* BEGIN *
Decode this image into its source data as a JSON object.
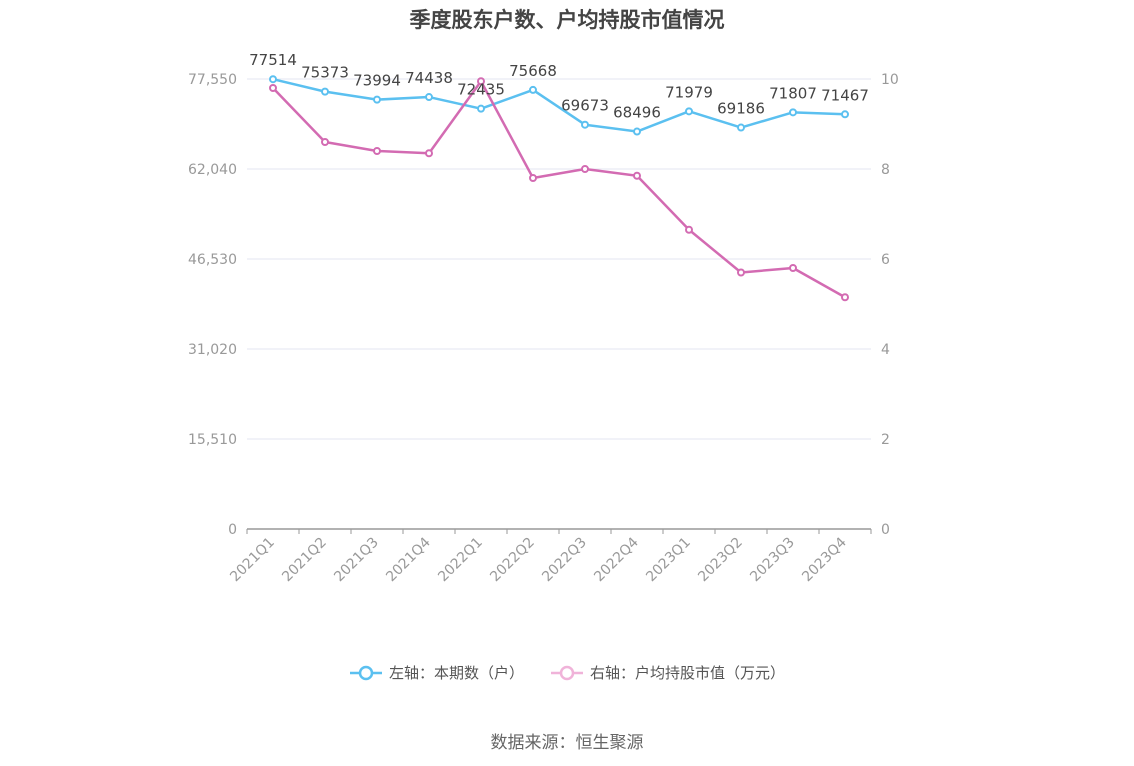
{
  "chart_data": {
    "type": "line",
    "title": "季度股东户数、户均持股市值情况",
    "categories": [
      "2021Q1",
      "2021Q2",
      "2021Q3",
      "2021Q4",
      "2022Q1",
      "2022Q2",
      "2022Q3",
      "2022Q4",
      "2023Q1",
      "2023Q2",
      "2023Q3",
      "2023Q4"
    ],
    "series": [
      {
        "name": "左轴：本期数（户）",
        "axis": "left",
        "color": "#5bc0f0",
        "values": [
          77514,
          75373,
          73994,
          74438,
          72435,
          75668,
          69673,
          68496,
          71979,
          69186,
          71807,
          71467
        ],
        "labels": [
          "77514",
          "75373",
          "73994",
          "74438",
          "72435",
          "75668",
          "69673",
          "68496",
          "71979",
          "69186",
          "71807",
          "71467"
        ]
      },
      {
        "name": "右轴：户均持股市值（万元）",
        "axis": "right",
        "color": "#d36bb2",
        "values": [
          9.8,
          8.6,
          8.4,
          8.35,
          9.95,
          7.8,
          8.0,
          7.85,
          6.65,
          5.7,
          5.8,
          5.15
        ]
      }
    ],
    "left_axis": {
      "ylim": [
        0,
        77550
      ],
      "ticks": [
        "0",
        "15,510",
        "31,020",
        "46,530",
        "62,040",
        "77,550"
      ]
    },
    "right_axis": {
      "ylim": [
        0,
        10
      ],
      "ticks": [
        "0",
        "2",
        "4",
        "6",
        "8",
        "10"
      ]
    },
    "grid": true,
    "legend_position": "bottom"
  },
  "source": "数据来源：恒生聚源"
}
* END *
▶ Instructions for the task: Omit every picture, then repeat the remaining data exactly as it appears above.

▶ Exercise solution:
Decode this image into its source data as a JSON object.
{
  "chart_data": {
    "type": "line",
    "title": "季度股东户数、户均持股市值情况",
    "categories": [
      "2021Q1",
      "2021Q2",
      "2021Q3",
      "2021Q4",
      "2022Q1",
      "2022Q2",
      "2022Q3",
      "2022Q4",
      "2023Q1",
      "2023Q2",
      "2023Q3",
      "2023Q4"
    ],
    "series": [
      {
        "name": "左轴：本期数（户）",
        "axis": "left",
        "color": "#5bc0f0",
        "values": [
          77514,
          75373,
          73994,
          74438,
          72435,
          75668,
          69673,
          68496,
          71979,
          69186,
          71807,
          71467
        ],
        "labels": [
          "77514",
          "75373",
          "73994",
          "74438",
          "72435",
          "75668",
          "69673",
          "68496",
          "71979",
          "69186",
          "71807",
          "71467"
        ]
      },
      {
        "name": "右轴：户均持股市值（万元）",
        "axis": "right",
        "color": "#d36bb2",
        "values": [
          9.8,
          8.6,
          8.4,
          8.35,
          9.95,
          7.8,
          8.0,
          7.85,
          6.65,
          5.7,
          5.8,
          5.15
        ]
      }
    ],
    "left_axis": {
      "ylim": [
        0,
        77550
      ],
      "ticks": [
        "0",
        "15,510",
        "31,020",
        "46,530",
        "62,040",
        "77,550"
      ]
    },
    "right_axis": {
      "ylim": [
        0,
        10
      ],
      "ticks": [
        "0",
        "2",
        "4",
        "6",
        "8",
        "10"
      ]
    },
    "grid": true,
    "legend_position": "bottom"
  },
  "source": "数据来源：恒生聚源"
}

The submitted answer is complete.